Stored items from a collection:
** START **
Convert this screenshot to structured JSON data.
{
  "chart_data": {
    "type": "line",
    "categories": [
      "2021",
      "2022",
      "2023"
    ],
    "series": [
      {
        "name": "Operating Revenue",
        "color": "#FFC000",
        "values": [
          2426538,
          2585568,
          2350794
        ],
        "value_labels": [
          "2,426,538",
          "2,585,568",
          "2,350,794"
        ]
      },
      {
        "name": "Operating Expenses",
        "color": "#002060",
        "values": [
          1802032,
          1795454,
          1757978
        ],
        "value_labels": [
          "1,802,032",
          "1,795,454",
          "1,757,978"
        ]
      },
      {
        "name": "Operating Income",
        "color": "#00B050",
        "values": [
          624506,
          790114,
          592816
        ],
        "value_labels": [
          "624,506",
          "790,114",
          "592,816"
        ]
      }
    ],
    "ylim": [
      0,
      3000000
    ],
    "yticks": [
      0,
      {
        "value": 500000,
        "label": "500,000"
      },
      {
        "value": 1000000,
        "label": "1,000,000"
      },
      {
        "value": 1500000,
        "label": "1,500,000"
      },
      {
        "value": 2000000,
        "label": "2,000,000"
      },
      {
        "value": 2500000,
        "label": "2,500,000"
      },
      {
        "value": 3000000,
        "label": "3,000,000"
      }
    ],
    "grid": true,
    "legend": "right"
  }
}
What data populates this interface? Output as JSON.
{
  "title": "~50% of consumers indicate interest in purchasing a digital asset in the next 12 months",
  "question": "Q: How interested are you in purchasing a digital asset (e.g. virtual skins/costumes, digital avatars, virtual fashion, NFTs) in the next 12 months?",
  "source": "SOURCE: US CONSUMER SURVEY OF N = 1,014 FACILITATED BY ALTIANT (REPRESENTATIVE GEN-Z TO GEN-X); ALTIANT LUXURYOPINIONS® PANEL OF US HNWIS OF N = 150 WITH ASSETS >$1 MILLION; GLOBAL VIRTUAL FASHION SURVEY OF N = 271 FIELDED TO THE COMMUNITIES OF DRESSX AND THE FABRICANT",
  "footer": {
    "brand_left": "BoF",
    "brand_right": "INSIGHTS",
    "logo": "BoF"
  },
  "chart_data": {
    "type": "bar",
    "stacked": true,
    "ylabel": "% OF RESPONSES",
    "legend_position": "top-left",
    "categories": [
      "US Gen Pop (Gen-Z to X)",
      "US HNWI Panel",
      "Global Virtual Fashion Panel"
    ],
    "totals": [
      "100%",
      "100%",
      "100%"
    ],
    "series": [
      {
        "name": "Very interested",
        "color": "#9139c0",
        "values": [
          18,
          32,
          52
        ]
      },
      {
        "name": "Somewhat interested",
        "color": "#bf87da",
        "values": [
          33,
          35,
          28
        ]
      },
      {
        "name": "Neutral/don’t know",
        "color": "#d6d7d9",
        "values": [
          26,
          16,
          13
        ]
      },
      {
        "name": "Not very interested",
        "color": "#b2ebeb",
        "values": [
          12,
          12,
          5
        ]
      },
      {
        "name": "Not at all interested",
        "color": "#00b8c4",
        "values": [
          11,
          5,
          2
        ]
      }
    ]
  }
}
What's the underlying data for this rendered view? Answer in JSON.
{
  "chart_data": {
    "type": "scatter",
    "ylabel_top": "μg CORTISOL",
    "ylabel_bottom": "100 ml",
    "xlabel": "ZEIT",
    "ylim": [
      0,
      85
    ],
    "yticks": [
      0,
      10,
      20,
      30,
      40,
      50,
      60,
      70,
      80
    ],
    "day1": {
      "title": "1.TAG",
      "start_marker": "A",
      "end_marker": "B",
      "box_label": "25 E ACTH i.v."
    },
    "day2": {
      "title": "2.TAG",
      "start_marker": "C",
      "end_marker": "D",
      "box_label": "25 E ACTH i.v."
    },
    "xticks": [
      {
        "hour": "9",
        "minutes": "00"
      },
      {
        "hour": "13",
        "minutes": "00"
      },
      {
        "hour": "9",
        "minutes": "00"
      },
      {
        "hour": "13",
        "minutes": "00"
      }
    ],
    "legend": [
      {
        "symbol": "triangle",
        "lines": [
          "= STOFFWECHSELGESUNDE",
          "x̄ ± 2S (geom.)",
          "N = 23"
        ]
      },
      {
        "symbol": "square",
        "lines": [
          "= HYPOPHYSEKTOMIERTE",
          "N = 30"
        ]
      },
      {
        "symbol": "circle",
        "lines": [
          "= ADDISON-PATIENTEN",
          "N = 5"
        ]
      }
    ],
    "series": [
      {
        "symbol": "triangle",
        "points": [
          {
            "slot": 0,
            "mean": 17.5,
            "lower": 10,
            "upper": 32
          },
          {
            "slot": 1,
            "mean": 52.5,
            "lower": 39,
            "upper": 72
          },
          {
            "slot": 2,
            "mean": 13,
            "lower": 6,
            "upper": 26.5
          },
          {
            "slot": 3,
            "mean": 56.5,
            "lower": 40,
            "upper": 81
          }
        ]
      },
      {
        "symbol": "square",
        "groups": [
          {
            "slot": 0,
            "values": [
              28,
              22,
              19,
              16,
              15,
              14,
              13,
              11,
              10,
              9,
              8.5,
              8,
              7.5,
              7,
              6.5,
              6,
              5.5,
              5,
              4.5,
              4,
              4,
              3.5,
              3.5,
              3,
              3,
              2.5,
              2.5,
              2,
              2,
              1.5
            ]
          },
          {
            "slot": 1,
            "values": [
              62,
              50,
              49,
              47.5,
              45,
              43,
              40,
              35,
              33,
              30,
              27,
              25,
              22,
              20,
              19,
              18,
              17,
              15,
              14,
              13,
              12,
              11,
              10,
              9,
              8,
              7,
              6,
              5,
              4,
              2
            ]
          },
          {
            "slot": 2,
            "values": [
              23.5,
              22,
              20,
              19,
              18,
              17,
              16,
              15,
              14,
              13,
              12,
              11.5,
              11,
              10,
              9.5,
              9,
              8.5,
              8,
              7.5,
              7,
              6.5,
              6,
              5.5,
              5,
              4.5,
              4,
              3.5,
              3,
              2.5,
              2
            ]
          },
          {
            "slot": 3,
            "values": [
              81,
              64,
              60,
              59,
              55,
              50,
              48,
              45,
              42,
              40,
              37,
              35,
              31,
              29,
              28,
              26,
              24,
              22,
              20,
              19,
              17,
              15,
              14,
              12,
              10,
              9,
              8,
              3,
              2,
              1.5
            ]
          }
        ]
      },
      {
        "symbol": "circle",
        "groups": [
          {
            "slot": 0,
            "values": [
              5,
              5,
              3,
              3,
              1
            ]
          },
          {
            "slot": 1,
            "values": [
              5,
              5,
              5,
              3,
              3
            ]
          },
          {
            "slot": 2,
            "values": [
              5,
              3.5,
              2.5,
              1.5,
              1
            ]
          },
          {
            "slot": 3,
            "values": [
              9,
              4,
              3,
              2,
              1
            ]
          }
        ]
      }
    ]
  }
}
** END **
TASK STATEMENT:
Copy each line that holds the word "purchasing".

ANSWER:
  "title": "~50% of consumers indicate interest in purchasing a digital asset in the next 12 months",
  "question": "Q: How interested are you in purchasing a digital asset (e.g. virtual skins/costumes, digital avatars, virtual fashion, NFTs) in the next 12 months?",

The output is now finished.